STORED ROWS ->
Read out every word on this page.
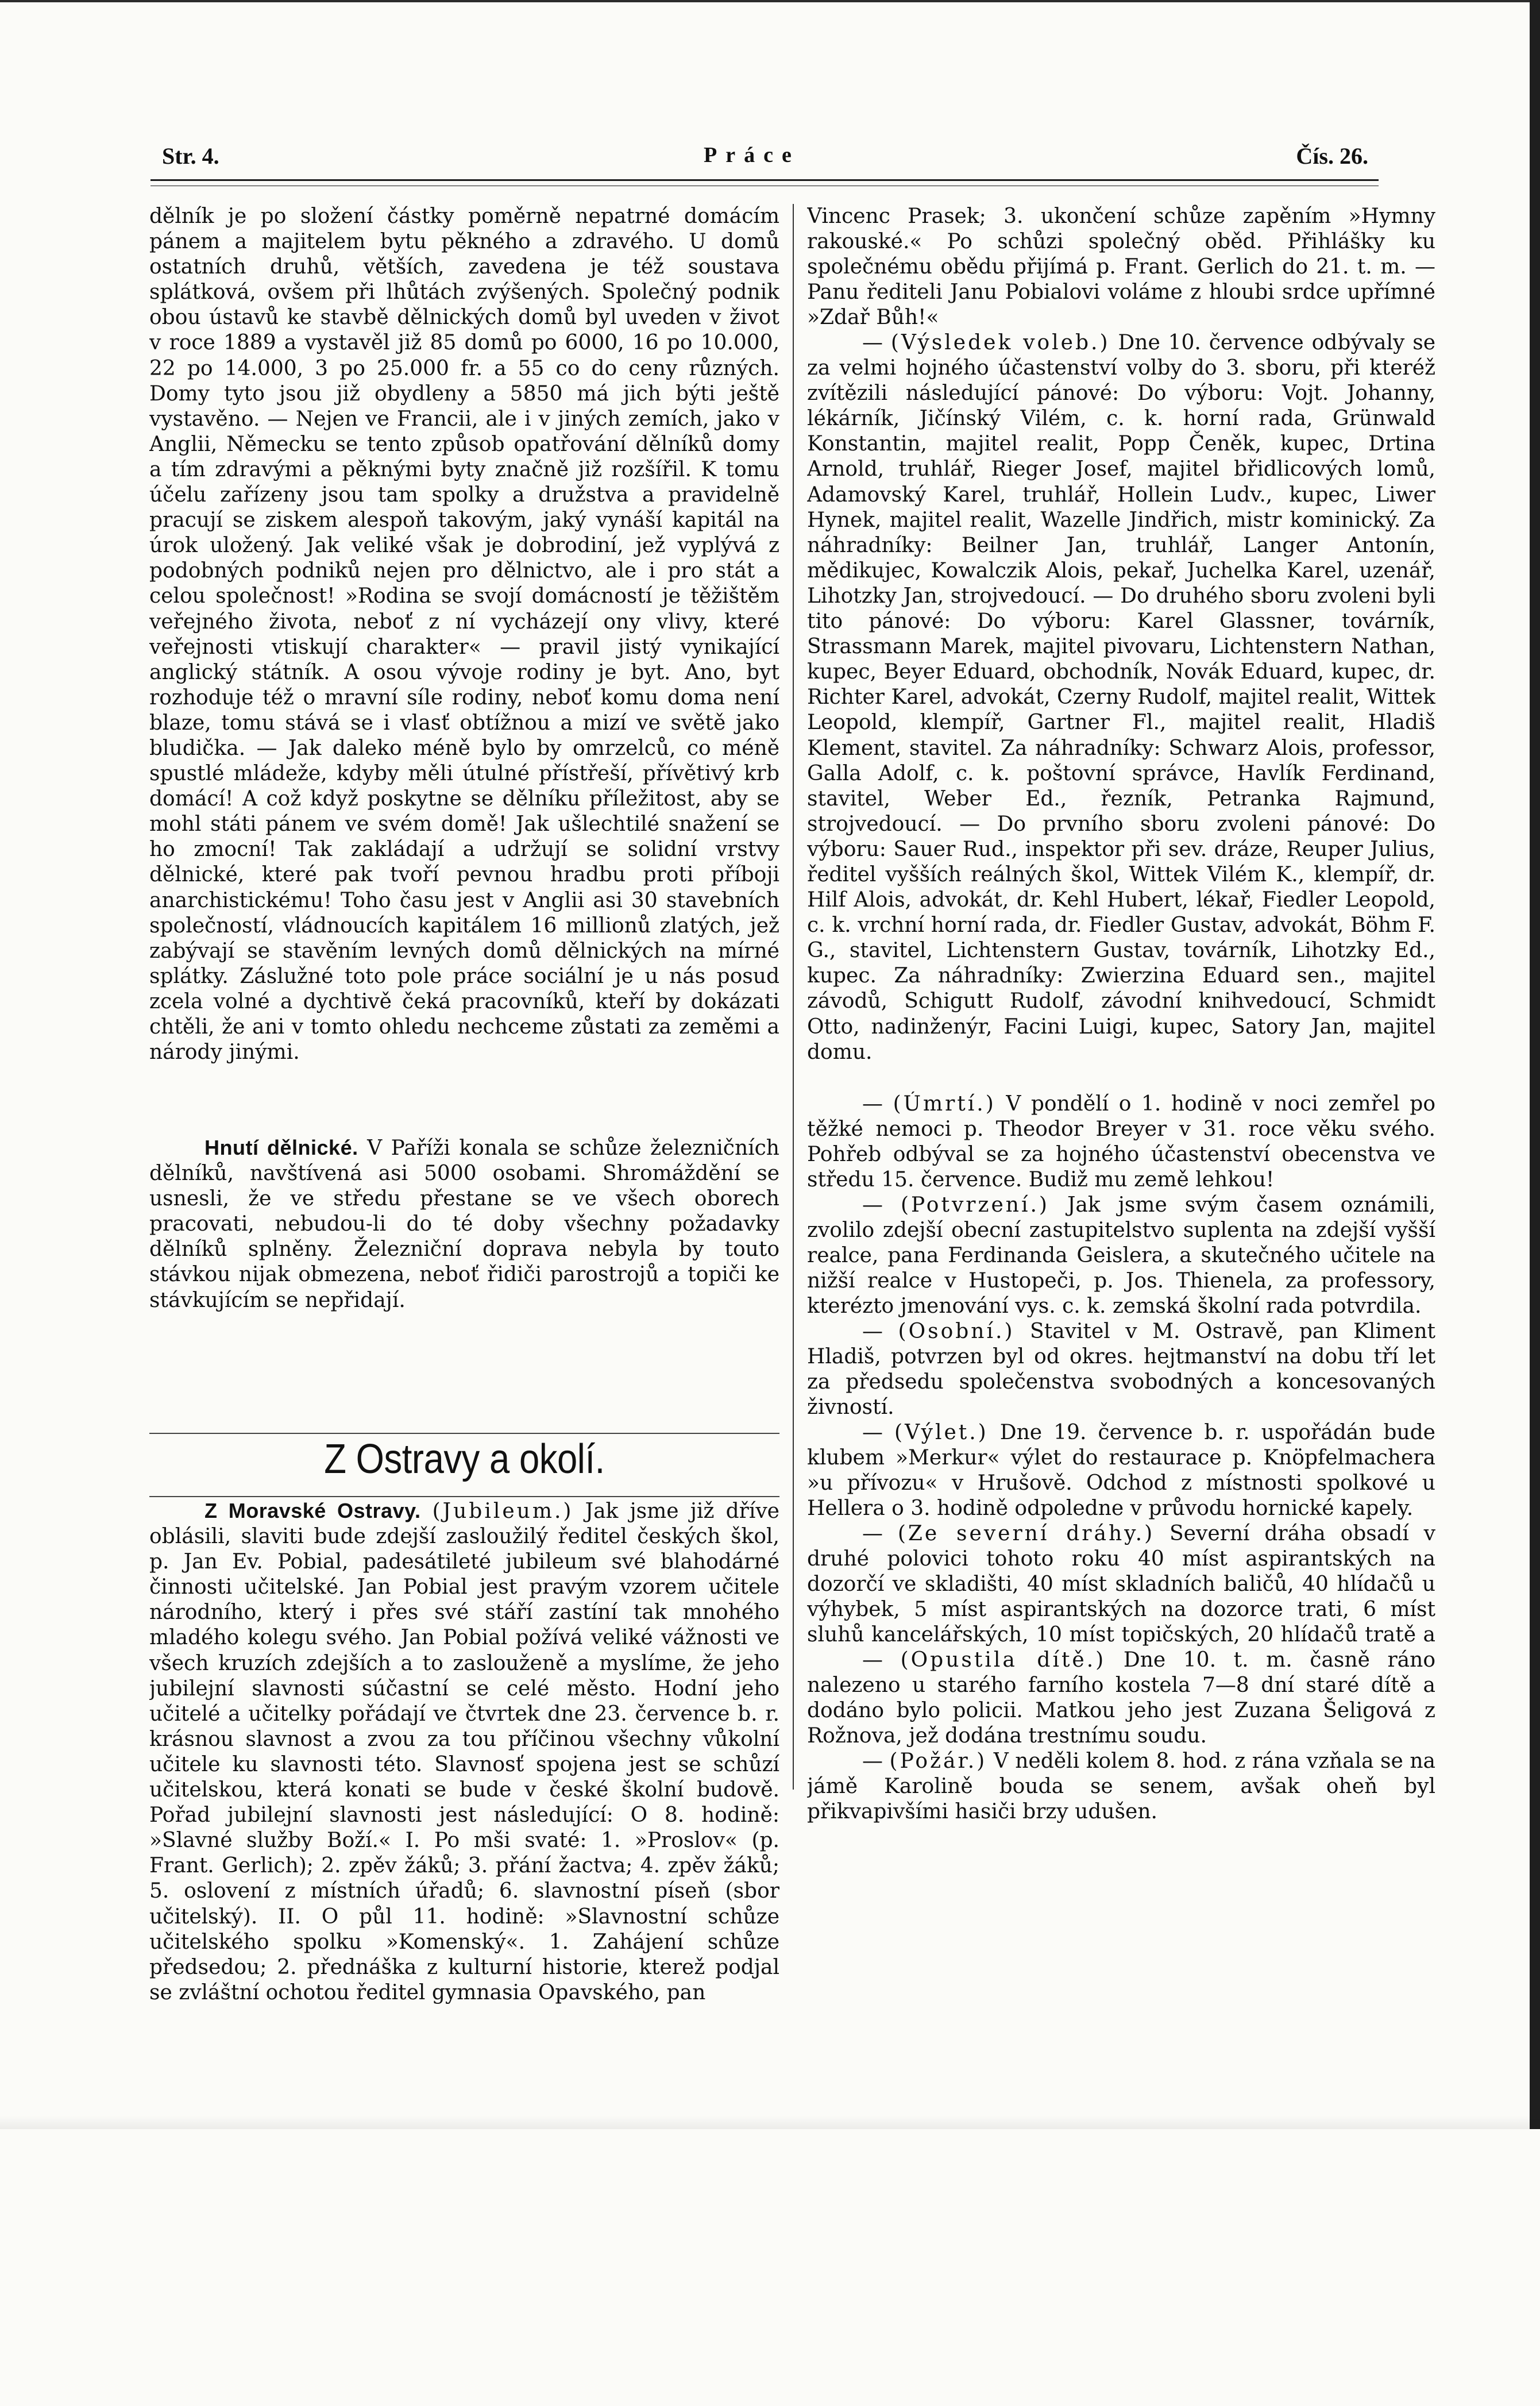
Str. 4.	Práce	Čís. 26.

dělník je po složení částky poměrně nepatrné domácím pánem a majitelem bytu pěkného a zdravého. U domů ostatních druhů, větších, zavedena je též soustava splátková, ovšem při lhůtách zvýšených. Společný podnik obou ústavů ke stavbě dělnických domů byl uveden v život v roce 1889 a vystavěl již 85 domů po 6000, 16 po 10.000, 22 po 14.000, 3 po 25.000 fr. a 55 co do ceny různých. Domy tyto jsou již obydleny a 5850 má jich býti ještě vystavěno. — Nejen ve Francii, ale i v jiných zemích, jako v Anglii, Německu se tento způsob opatřování dělníků domy a tím zdravými a pěknými byty značně již rozšířil. K tomu účelu zařízeny jsou tam spolky a družstva a pravidelně pracují se ziskem alespoň takovým, jaký vynáší kapitál na úrok uložený. Jak veliké však je dobrodiní, jež vyplývá z podobných podniků nejen pro dělnictvo, ale i pro stát a celou společnost! »Rodina se svojí domácností je těžištěm veřejného života, neboť z ní vycházejí ony vlivy, které veřejnosti vtiskují charakter« — pravil jistý vynikající anglický státník. A osou vývoje rodiny je byt. Ano, byt rozhoduje též o mravní síle rodiny, neboť komu doma není blaze, tomu stává se i vlasť obtížnou a mizí ve světě jako bludička. — Jak daleko méně bylo by omrzelců, co méně spustlé mládeže, kdyby měli útulné přístřeší, přívětivý krb domácí! A což když poskytne se dělníku příležitost, aby se mohl státi pánem ve svém domě! Jak ušlechtilé snažení se ho zmocní! Tak zakládají a udržují se solidní vrstvy dělnické, které pak tvoří pevnou hradbu proti příboji anarchistickému! Toho času jest v Anglii asi 30 stavebních společností, vládnoucích kapitálem 16 millionů zlatých, jež zabývají se stavěním levných domů dělnických na mírné splátky. Záslužné toto pole práce sociální je u nás posud zcela volné a dychtivě čeká pracovníků, kteří by dokázati chtěli, že ani v tomto ohledu nechceme zůstati za zeměmi a národy jinými.

Hnutí dělnické. V Paříži konala se schůze železničních dělníků, navštívená asi 5000 osobami. Shromáždění se usnesli, že ve středu přestane se ve všech oborech pracovati, nebudou-li do té doby všechny požadavky dělníků splněny. Železniční doprava nebyla by touto stávkou nijak obmezena, neboť řidiči parostrojů a topiči ke stávkujícím se nepřidají.

Z Ostravy a okolí.

Z Moravské Ostravy. (Jubileum.) Jak jsme již dříve oblásili, slaviti bude zdejší zasloužilý ředitel českých škol, p. Jan Ev. Pobial, padesátileté jubileum své blahodárné činnosti učitelské. Jan Pobial jest pravým vzorem učitele národního, který i přes své stáří zastíní tak mnohého mladého kolegu svého. Jan Pobial požívá veliké vážnosti ve všech kruzích zdejších a to zaslouženě a myslíme, že jeho jubilejní slavnosti súčastní se celé město. Hodní jeho učitelé a učitelky pořádají ve čtvrtek dne 23. července b. r. krásnou slavnost a zvou za tou příčinou všechny vůkolní učitele ku slavnosti této. Slavnosť spojena jest se schůzí učitelskou, která konati se bude v české školní budově. Pořad jubilejní slavnosti jest následující: O 8. hodině: »Slavné služby Boží.« I. Po mši svaté: 1. »Proslov« (p. Frant. Gerlich); 2. zpěv žáků; 3. přání žactva; 4. zpěv žáků; 5. oslovení z místních úřadů; 6. slavnostní píseň (sbor učitelský). II. O půl 11. hodině: »Slavnostní schůze učitelského spolku »Komenský«. 1. Zahájení schůze předsedou; 2. přednáška z kulturní historie, kterež podjal se zvláštní ochotou ředitel gymnasia Opavského, pan

Vincenc Prasek; 3. ukončení schůze zapěním »Hymny rakouské.« Po schůzi společný oběd. Přihlášky ku společnému obědu přijímá p. Frant. Gerlich do 21. t. m. — Panu řediteli Janu Pobialovi voláme z hloubi srdce upřímné »Zdař Bůh!«

— (Výsledek voleb.) Dne 10. července odbývaly se za velmi hojného účastenství volby do 3. sboru, při kteréž zvítězili následující pánové: Do výboru: Vojt. Johanny, lékárník, Jičínský Vilém, c. k. horní rada, Grünwald Konstantin, majitel realit, Popp Čeněk, kupec, Drtina Arnold, truhlář, Rieger Josef, majitel břidlicových lomů, Adamovský Karel, truhlář, Hollein Ludv., kupec, Liwer Hynek, majitel realit, Wazelle Jindřich, mistr kominický. Za náhradníky: Beilner Jan, truhlář, Langer Antonín, mědikujec, Kowalczik Alois, pekař, Juchelka Karel, uzenář, Lihotzky Jan, strojvedoucí. — Do druhého sboru zvoleni byli tito pánové: Do výboru: Karel Glassner, továrník, Strassmann Marek, majitel pivovaru, Lichtenstern Nathan, kupec, Beyer Eduard, obchodník, Novák Eduard, kupec, dr. Richter Karel, advokát, Czerny Rudolf, majitel realit, Wittek Leopold, klempíř, Gartner Fl., majitel realit, Hladiš Klement, stavitel. Za náhradníky: Schwarz Alois, professor, Galla Adolf, c. k. poštovní správce, Havlík Ferdinand, stavitel, Weber Ed., řezník, Petranka Rajmund, strojvedoucí. — Do prvního sboru zvoleni pánové: Do výboru: Sauer Rud., inspektor při sev. dráze, Reuper Julius, ředitel vyšších reálných škol, Wittek Vilém K., klempíř, dr. Hilf Alois, advokát, dr. Kehl Hubert, lékař, Fiedler Leopold, c. k. vrchní horní rada, dr. Fiedler Gustav, advokát, Böhm F. G., stavitel, Lichtenstern Gustav, továrník, Lihotzky Ed., kupec. Za náhradníky: Zwierzina Eduard sen., majitel závodů, Schigutt Rudolf, závodní knihvedoucí, Schmidt Otto, nadinženýr, Facini Luigi, kupec, Satory Jan, majitel domu.

— (Úmrtí.) V pondělí o 1. hodině v noci zemřel po těžké nemoci p. Theodor Breyer v 31. roce věku svého. Pohřeb odbýval se za hojného účastenství obecenstva ve středu 15. července. Budiž mu země lehkou!

— (Potvrzení.) Jak jsme svým časem oznámili, zvolilo zdejší obecní zastupitelstvo suplenta na zdejší vyšší realce, pana Ferdinanda Geislera, a skutečného učitele na nižší realce v Hustopeči, p. Jos. Thienela, za professory, kterézto jmenování vys. c. k. zemská školní rada potvrdila.

— (Osobní.) Stavitel v M. Ostravě, pan Kliment Hladiš, potvrzen byl od okres. hejtmanství na dobu tří let za předsedu společenstva svobodných a koncesovaných živností.

— (Výlet.) Dne 19. července b. r. uspořádán bude klubem »Merkur« výlet do restaurace p. Knöpfelmachera »u přívozu« v Hrušově. Odchod z místnosti spolkové u Hellera o 3. hodině odpoledne v průvodu hornické kapely.

— (Ze severní dráhy.) Severní dráha obsadí v druhé polovici tohoto roku 40 míst aspirantských na dozorčí ve skladišti, 40 míst skladních baličů, 40 hlídačů u výhybek, 5 míst aspirantských na dozorce trati, 6 míst sluhů kancelářských, 10 míst topičských, 20 hlídačů tratě a

— (Opustila dítě.) Dne 10. t. m. časně ráno nalezeno u starého farního kostela 7—8 dní staré dítě a dodáno bylo policii. Matkou jeho jest Zuzana Šeligová z Rožnova, jež dodána trestnímu soudu.

— (Požár.) V neděli kolem 8. hod. z rána vzňala se na jámě Karolině bouda se senem, avšak oheň byl přikvapivšími hasiči brzy udušen.
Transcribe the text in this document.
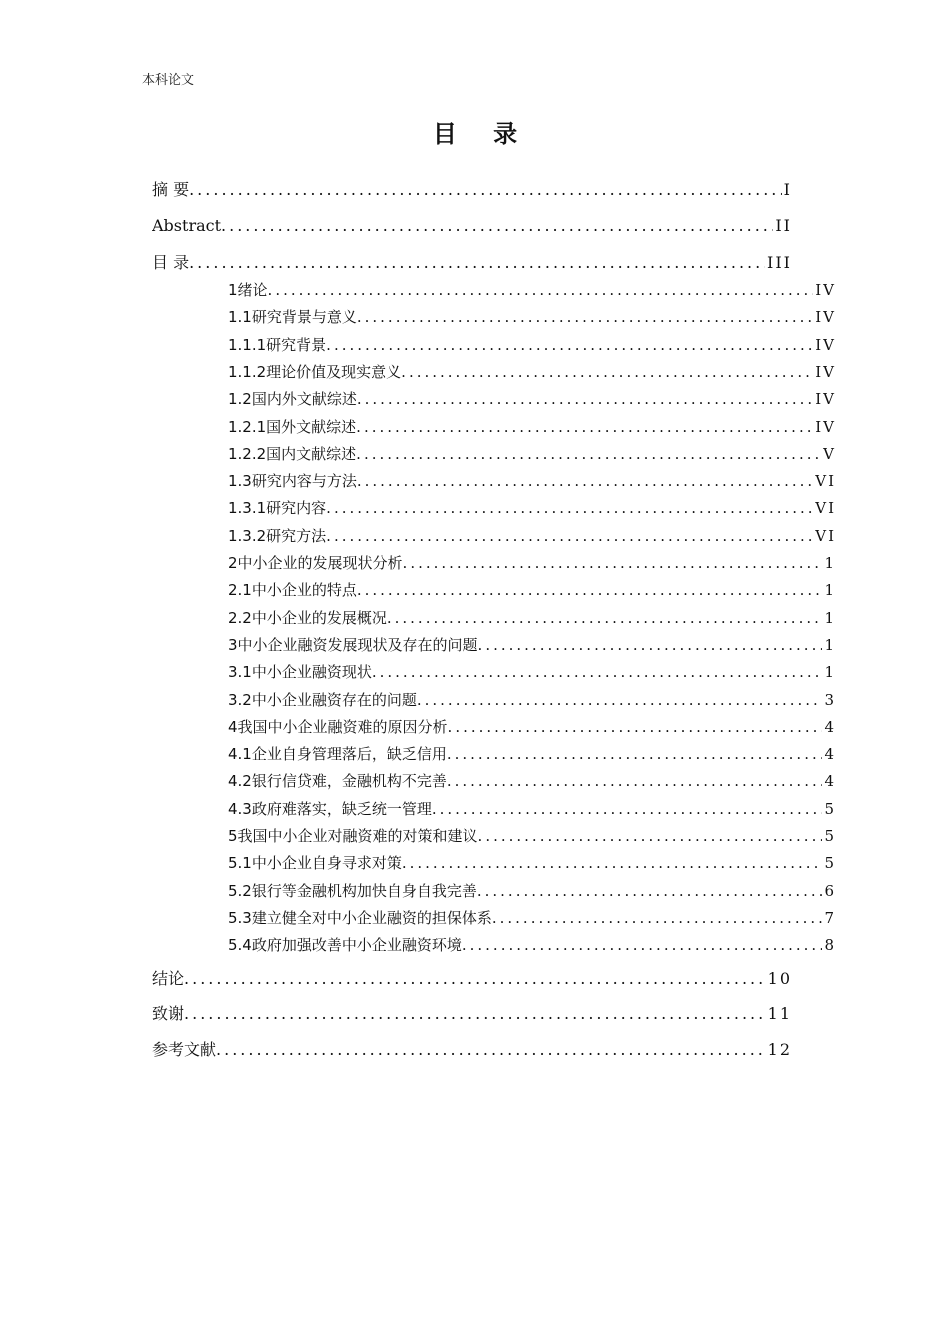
本科论文
目 录
摘 要 .....	I
Abstract .....	II
目 录 .....	III
1绪论 .....	IV
1.1研究背景与意义 .....	IV
1.1.1研究背景 .....	IV
1.1.2理论价值及现实意义 .....	IV
1.2国内外文献综述 .....	IV
1.2.1国外文献综述 .....	IV
1.2.2国内文献综述 .....	V
1.3研究内容与方法 .....	VI
1.3.1研究内容 .....	VI
1.3.2研究方法 .....	VI
2中小企业的发展现状分析 .....	1
2.1中小企业的特点 .....	1
2.2中小企业的发展概况 .....	1
3中小企业融资发展现状及存在的问题 .....	1
3.1中小企业融资现状 .....	1
3.2中小企业融资存在的问题 .....	3
4我国中小企业融资难的原因分析 .....	4
4.1企业自身管理落后，缺乏信用 .....	4
4.2银行信贷难，金融机构不完善 .....	4
4.3政府难落实，缺乏统一管理 .....	5
5我国中小企业对融资难的对策和建议 .....	5
5.1中小企业自身寻求对策 .....	5
5.2银行等金融机构加快自身自我完善 .....	6
5.3建立健全对中小企业融资的担保体系 .....	7
5.4政府加强改善中小企业融资环境 .....	8
结论 .....	10
致谢 .....	11
参考文献 .....	12
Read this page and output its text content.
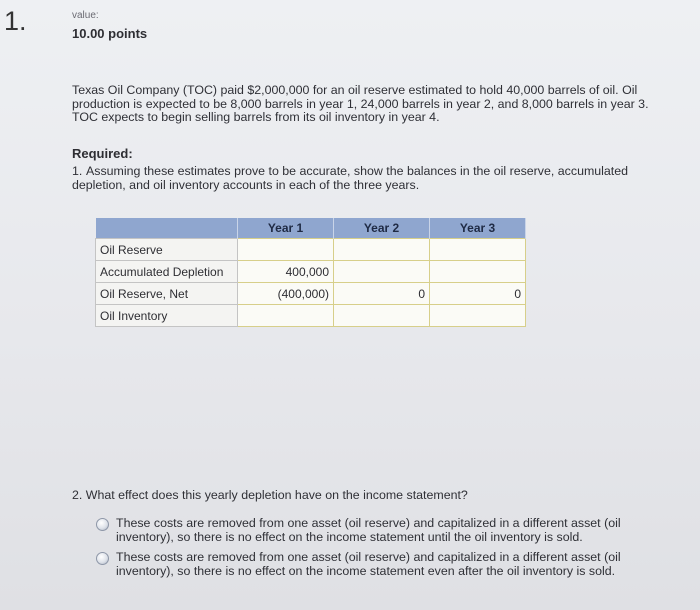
1.	value:
10.00 points
Texas Oil Company (TOC) paid $2,000,000 for an oil reserve estimated to hold 40,000 barrels of oil. Oil production is expected to be 8,000 barrels in year 1, 24,000 barrels in year 2, and 8,000 barrels in year 3. TOC expects to begin selling barrels from its oil inventory in year 4.
Required:
1. Assuming these estimates prove to be accurate, show the balances in the oil reserve, accumulated depletion, and oil inventory accounts in each of the three years.
	Year 1	Year 2	Year 3
Oil Reserve			
Accumulated Depletion	400,000		
Oil Reserve, Net	(400,000)	0	0
Oil Inventory			
2. What effect does this yearly depletion have on the income statement?
These costs are removed from one asset (oil reserve) and capitalized in a different asset (oil inventory), so there is no effect on the income statement until the oil inventory is sold.
These costs are removed from one asset (oil reserve) and capitalized in a different asset (oil inventory), so there is no effect on the income statement even after the oil inventory is sold.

GOAL -> Reply with nothing except the number of lines in the listing above that include "sold".

SOLUTION -> 2